[Dataset entries on figures]

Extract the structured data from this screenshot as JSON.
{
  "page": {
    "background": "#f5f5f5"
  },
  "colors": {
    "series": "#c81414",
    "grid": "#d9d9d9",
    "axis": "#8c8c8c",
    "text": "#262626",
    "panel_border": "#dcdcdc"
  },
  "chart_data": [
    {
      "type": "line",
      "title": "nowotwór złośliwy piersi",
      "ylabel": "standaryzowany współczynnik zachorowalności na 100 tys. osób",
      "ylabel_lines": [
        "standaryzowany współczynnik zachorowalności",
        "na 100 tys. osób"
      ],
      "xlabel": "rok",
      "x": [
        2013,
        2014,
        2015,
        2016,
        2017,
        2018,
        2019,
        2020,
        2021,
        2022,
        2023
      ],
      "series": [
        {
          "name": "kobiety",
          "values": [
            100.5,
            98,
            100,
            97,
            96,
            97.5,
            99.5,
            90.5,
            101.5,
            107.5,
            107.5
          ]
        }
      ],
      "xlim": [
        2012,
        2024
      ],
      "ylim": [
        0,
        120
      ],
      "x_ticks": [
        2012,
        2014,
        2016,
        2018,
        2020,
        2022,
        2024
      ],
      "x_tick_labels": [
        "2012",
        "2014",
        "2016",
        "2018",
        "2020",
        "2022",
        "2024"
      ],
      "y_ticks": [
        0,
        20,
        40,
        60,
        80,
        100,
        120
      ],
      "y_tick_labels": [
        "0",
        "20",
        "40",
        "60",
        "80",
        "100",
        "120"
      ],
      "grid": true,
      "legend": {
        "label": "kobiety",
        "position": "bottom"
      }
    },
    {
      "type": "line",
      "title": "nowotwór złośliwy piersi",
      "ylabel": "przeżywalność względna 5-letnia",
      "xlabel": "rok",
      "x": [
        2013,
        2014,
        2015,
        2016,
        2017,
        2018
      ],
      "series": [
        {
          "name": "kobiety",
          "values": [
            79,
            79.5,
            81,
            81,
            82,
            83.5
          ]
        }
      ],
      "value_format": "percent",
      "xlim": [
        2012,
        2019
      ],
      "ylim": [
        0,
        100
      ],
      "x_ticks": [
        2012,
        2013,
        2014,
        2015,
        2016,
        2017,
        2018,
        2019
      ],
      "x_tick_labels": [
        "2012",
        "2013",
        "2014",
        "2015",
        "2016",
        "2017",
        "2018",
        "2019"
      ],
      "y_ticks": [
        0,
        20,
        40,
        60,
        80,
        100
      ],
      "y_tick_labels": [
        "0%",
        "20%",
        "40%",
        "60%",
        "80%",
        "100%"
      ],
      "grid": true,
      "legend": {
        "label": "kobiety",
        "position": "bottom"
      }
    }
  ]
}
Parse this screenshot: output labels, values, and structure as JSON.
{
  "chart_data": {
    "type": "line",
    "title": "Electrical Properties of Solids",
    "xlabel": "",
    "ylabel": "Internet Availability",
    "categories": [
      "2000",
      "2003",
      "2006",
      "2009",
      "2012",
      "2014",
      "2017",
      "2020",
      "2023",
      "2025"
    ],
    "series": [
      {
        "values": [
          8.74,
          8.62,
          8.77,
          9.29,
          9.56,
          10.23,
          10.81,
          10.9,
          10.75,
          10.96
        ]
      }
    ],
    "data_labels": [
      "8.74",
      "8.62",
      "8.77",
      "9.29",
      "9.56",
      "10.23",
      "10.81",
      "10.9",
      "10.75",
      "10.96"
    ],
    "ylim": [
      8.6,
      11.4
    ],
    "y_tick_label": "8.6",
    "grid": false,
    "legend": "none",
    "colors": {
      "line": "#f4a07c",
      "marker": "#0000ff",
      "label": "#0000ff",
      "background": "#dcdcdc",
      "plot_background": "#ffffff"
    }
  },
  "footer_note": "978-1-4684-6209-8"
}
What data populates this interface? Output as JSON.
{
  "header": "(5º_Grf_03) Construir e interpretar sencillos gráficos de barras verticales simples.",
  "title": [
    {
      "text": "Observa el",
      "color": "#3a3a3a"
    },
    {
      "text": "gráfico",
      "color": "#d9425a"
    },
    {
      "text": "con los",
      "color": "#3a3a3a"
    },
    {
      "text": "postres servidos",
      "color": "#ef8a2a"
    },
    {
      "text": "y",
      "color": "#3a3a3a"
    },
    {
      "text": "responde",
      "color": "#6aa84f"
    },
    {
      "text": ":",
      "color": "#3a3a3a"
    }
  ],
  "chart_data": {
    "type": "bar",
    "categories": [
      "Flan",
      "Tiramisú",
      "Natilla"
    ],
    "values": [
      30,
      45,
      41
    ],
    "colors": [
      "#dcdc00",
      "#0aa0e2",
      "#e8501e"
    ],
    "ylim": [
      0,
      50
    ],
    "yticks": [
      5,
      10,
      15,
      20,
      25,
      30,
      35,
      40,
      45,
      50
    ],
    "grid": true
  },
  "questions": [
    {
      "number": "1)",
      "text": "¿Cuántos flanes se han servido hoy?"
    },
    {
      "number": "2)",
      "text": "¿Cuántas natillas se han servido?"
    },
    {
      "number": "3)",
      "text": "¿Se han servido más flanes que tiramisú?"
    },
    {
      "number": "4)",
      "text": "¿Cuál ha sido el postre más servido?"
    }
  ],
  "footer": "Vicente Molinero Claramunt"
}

Written problem: Quote all of the entries exactly as they appear.

Task result:
Extract the structured data from this screenshot as JSON.
{
  "page": {
    "background": "#f5f5f5"
  },
  "colors": {
    "series": "#c81414",
    "grid": "#d9d9d9",
    "axis": "#8c8c8c",
    "text": "#262626",
    "panel_border": "#dcdcdc"
  },
  "chart_data": [
    {
      "type": "line",
      "title": "nowotwór złośliwy piersi",
      "ylabel": "standaryzowany współczynnik zachorowalności na 100 tys. osób",
      "ylabel_lines": [
        "standaryzowany współczynnik zachorowalności",
        "na 100 tys. osób"
      ],
      "xlabel": "rok",
      "x": [
        2013,
        2014,
        2015,
        2016,
        2017,
        2018,
        2019,
        2020,
        2021,
        2022,
        2023
      ],
      "series": [
        {
          "name": "kobiety",
          "values": [
            100.5,
            98,
            100,
            97,
            96,
            97.5,
            99.5,
            90.5,
            101.5,
            107.5,
            107.5
          ]
        }
      ],
      "xlim": [
        2012,
        2024
      ],
      "ylim": [
        0,
        120
      ],
      "x_ticks": [
        2012,
        2014,
        2016,
        2018,
        2020,
        2022,
        2024
      ],
      "x_tick_labels": [
        "2012",
        "2014",
        "2016",
        "2018",
        "2020",
        "2022",
        "2024"
      ],
      "y_ticks": [
        0,
        20,
        40,
        60,
        80,
        100,
        120
      ],
      "y_tick_labels": [
        "0",
        "20",
        "40",
        "60",
        "80",
        "100",
        "120"
      ],
      "grid": true,
      "legend": {
        "label": "kobiety",
        "position": "bottom"
      }
    },
    {
      "type": "line",
      "title": "nowotwór złośliwy piersi",
      "ylabel": "przeżywalność względna 5-letnia",
      "xlabel": "rok",
      "x": [
        2013,
        2014,
        2015,
        2016,
        2017,
        2018
      ],
      "series": [
        {
          "name": "kobiety",
          "values": [
            79,
            79.5,
            81,
            81,
            82,
            83.5
          ]
        }
      ],
      "value_format": "percent",
      "xlim": [
        2012,
        2019
      ],
      "ylim": [
        0,
        100
      ],
      "x_ticks": [
        2012,
        2013,
        2014,
        2015,
        2016,
        2017,
        2018,
        2019
      ],
      "x_tick_labels": [
        "2012",
        "2013",
        "2014",
        "2015",
        "2016",
        "2017",
        "2018",
        "2019"
      ],
      "y_ticks": [
        0,
        20,
        40,
        60,
        80,
        100
      ],
      "y_tick_labels": [
        "0%",
        "20%",
        "40%",
        "60%",
        "80%",
        "100%"
      ],
      "grid": true,
      "legend": {
        "label": "kobiety",
        "position": "bottom"
      }
    }
  ]
}
Parse this screenshot: output labels, values, and structure as JSON.
{
  "chart_data": {
    "type": "line",
    "title": "Electrical Properties of Solids",
    "xlabel": "",
    "ylabel": "Internet Availability",
    "categories": [
      "2000",
      "2003",
      "2006",
      "2009",
      "2012",
      "2014",
      "2017",
      "2020",
      "2023",
      "2025"
    ],
    "series": [
      {
        "values": [
          8.74,
          8.62,
          8.77,
          9.29,
          9.56,
          10.23,
          10.81,
          10.9,
          10.75,
          10.96
        ]
      }
    ],
    "data_labels": [
      "8.74",
      "8.62",
      "8.77",
      "9.29",
      "9.56",
      "10.23",
      "10.81",
      "10.9",
      "10.75",
      "10.96"
    ],
    "ylim": [
      8.6,
      11.4
    ],
    "y_tick_label": "8.6",
    "grid": false,
    "legend": "none",
    "colors": {
      "line": "#f4a07c",
      "marker": "#0000ff",
      "label": "#0000ff",
      "background": "#dcdcdc",
      "plot_background": "#ffffff"
    }
  },
  "footer_note": "978-1-4684-6209-8"
}
What data populates this interface? Output as JSON.
{
  "header": "(5º_Grf_03) Construir e interpretar sencillos gráficos de barras verticales simples.",
  "title": [
    {
      "text": "Observa el",
      "color": "#3a3a3a"
    },
    {
      "text": "gráfico",
      "color": "#d9425a"
    },
    {
      "text": "con los",
      "color": "#3a3a3a"
    },
    {
      "text": "postres servidos",
      "color": "#ef8a2a"
    },
    {
      "text": "y",
      "color": "#3a3a3a"
    },
    {
      "text": "responde",
      "color": "#6aa84f"
    },
    {
      "text": ":",
      "color": "#3a3a3a"
    }
  ],
  "chart_data": {
    "type": "bar",
    "categories": [
      "Flan",
      "Tiramisú",
      "Natilla"
    ],
    "values": [
      30,
      45,
      41
    ],
    "colors": [
      "#dcdc00",
      "#0aa0e2",
      "#e8501e"
    ],
    "ylim": [
      0,
      50
    ],
    "yticks": [
      5,
      10,
      15,
      20,
      25,
      30,
      35,
      40,
      45,
      50
    ],
    "grid": true
  },
  "questions": [
    {
      "number": "1)",
      "text": "¿Cuántos flanes se han servido hoy?"
    },
    {
      "number": "2)",
      "text": "¿Cuántas natillas se han servido?"
    },
    {
      "number": "3)",
      "text": "¿Se han servido más flanes que tiramisú?"
    },
    {
      "number": "4)",
      "text": "¿Cuál ha sido el postre más servido?"
    }
  ],
  "footer": "Vicente Molinero Claramunt"
}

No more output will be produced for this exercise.